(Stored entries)

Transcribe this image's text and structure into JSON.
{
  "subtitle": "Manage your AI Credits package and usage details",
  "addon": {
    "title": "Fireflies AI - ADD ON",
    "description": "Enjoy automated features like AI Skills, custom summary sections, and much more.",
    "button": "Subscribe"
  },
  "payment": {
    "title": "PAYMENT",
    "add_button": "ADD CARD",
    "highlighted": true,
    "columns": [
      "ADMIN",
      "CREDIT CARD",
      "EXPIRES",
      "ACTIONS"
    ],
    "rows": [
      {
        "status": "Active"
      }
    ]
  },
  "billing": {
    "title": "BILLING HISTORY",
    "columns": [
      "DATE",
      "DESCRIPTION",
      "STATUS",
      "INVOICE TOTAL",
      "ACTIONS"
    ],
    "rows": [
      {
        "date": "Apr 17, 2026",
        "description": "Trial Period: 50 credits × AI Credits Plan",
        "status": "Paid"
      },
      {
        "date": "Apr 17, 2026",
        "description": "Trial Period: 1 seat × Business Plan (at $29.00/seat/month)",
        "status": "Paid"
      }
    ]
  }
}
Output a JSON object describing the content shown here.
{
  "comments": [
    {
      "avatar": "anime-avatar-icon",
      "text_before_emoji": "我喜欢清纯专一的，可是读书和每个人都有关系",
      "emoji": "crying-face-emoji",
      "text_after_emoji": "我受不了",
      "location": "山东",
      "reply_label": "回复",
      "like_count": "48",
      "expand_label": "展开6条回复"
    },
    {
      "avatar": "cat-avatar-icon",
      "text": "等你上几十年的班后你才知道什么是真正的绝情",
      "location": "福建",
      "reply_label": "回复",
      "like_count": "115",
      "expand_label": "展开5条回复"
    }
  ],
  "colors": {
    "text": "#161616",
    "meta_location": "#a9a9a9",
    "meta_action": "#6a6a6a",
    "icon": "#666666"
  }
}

■ Problem statement ■
Repeat the listing in full, keeping every line exactly as it is.

■ Answer below ■
Transcribe this image's text and structure into JSON.
{
  "subtitle": "Manage your AI Credits package and usage details",
  "addon": {
    "title": "Fireflies AI - ADD ON",
    "description": "Enjoy automated features like AI Skills, custom summary sections, and much more.",
    "button": "Subscribe"
  },
  "payment": {
    "title": "PAYMENT",
    "add_button": "ADD CARD",
    "highlighted": true,
    "columns": [
      "ADMIN",
      "CREDIT CARD",
      "EXPIRES",
      "ACTIONS"
    ],
    "rows": [
      {
        "status": "Active"
      }
    ]
  },
  "billing": {
    "title": "BILLING HISTORY",
    "columns": [
      "DATE",
      "DESCRIPTION",
      "STATUS",
      "INVOICE TOTAL",
      "ACTIONS"
    ],
    "rows": [
      {
        "date": "Apr 17, 2026",
        "description": "Trial Period: 50 credits × AI Credits Plan",
        "status": "Paid"
      },
      {
        "date": "Apr 17, 2026",
        "description": "Trial Period: 1 seat × Business Plan (at $29.00/seat/month)",
        "status": "Paid"
      }
    ]
  }
}
Output a JSON object describing the content shown here.
{
  "comments": [
    {
      "avatar": "anime-avatar-icon",
      "text_before_emoji": "我喜欢清纯专一的，可是读书和每个人都有关系",
      "emoji": "crying-face-emoji",
      "text_after_emoji": "我受不了",
      "location": "山东",
      "reply_label": "回复",
      "like_count": "48",
      "expand_label": "展开6条回复"
    },
    {
      "avatar": "cat-avatar-icon",
      "text": "等你上几十年的班后你才知道什么是真正的绝情",
      "location": "福建",
      "reply_label": "回复",
      "like_count": "115",
      "expand_label": "展开5条回复"
    }
  ],
  "colors": {
    "text": "#161616",
    "meta_location": "#a9a9a9",
    "meta_action": "#6a6a6a",
    "icon": "#666666"
  }
}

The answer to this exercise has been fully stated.